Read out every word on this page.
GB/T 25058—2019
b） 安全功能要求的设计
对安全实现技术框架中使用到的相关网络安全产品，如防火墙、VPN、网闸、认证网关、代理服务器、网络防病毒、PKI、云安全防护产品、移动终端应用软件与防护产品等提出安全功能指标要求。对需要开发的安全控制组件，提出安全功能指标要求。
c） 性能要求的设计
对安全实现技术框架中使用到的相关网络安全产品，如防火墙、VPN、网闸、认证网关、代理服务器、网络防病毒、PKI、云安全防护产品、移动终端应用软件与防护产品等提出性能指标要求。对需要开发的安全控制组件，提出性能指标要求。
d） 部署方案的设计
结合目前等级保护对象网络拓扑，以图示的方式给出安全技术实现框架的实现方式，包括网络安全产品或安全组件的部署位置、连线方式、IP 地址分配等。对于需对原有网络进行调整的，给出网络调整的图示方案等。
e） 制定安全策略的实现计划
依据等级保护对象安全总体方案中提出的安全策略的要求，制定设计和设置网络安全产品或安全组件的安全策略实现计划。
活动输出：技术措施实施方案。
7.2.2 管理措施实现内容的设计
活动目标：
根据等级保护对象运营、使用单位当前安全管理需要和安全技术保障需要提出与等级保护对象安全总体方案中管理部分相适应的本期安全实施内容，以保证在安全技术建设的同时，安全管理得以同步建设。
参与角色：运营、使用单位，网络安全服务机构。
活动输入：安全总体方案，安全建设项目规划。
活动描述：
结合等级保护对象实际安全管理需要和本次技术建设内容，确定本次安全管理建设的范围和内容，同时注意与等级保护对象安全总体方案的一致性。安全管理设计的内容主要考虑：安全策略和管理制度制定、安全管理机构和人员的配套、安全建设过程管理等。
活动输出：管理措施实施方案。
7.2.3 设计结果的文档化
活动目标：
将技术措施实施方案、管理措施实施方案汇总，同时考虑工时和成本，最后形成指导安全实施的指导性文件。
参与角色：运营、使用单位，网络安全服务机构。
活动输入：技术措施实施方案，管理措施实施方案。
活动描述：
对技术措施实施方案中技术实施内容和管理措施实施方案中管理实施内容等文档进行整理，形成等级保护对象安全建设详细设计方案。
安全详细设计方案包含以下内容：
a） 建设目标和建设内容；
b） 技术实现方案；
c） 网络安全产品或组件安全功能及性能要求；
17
◆ ◆ ◆ ◆ ◆
TASK DESCRIPTION
Retype the listing above in full, with no alterations.

THE COMPLETED TASK
Read out every word on this page.
GB/T 25058—2019
b） 安全功能要求的设计
对安全实现技术框架中使用到的相关网络安全产品，如防火墙、VPN、网闸、认证网关、代理服务器、网络防病毒、PKI、云安全防护产品、移动终端应用软件与防护产品等提出安全功能指标要求。对需要开发的安全控制组件，提出安全功能指标要求。
c） 性能要求的设计
对安全实现技术框架中使用到的相关网络安全产品，如防火墙、VPN、网闸、认证网关、代理服务器、网络防病毒、PKI、云安全防护产品、移动终端应用软件与防护产品等提出性能指标要求。对需要开发的安全控制组件，提出性能指标要求。
d） 部署方案的设计
结合目前等级保护对象网络拓扑，以图示的方式给出安全技术实现框架的实现方式，包括网络安全产品或安全组件的部署位置、连线方式、IP 地址分配等。对于需对原有网络进行调整的，给出网络调整的图示方案等。
e） 制定安全策略的实现计划
依据等级保护对象安全总体方案中提出的安全策略的要求，制定设计和设置网络安全产品或安全组件的安全策略实现计划。
活动输出：技术措施实施方案。
7.2.2 管理措施实现内容的设计
活动目标：
根据等级保护对象运营、使用单位当前安全管理需要和安全技术保障需要提出与等级保护对象安全总体方案中管理部分相适应的本期安全实施内容，以保证在安全技术建设的同时，安全管理得以同步建设。
参与角色：运营、使用单位，网络安全服务机构。
活动输入：安全总体方案，安全建设项目规划。
活动描述：
结合等级保护对象实际安全管理需要和本次技术建设内容，确定本次安全管理建设的范围和内容，同时注意与等级保护对象安全总体方案的一致性。安全管理设计的内容主要考虑：安全策略和管理制度制定、安全管理机构和人员的配套、安全建设过程管理等。
活动输出：管理措施实施方案。
7.2.3 设计结果的文档化
活动目标：
将技术措施实施方案、管理措施实施方案汇总，同时考虑工时和成本，最后形成指导安全实施的指导性文件。
参与角色：运营、使用单位，网络安全服务机构。
活动输入：技术措施实施方案，管理措施实施方案。
活动描述：
对技术措施实施方案中技术实施内容和管理措施实施方案中管理实施内容等文档进行整理，形成等级保护对象安全建设详细设计方案。
安全详细设计方案包含以下内容：
a） 建设目标和建设内容；
b） 技术实现方案；
c） 网络安全产品或组件安全功能及性能要求；
17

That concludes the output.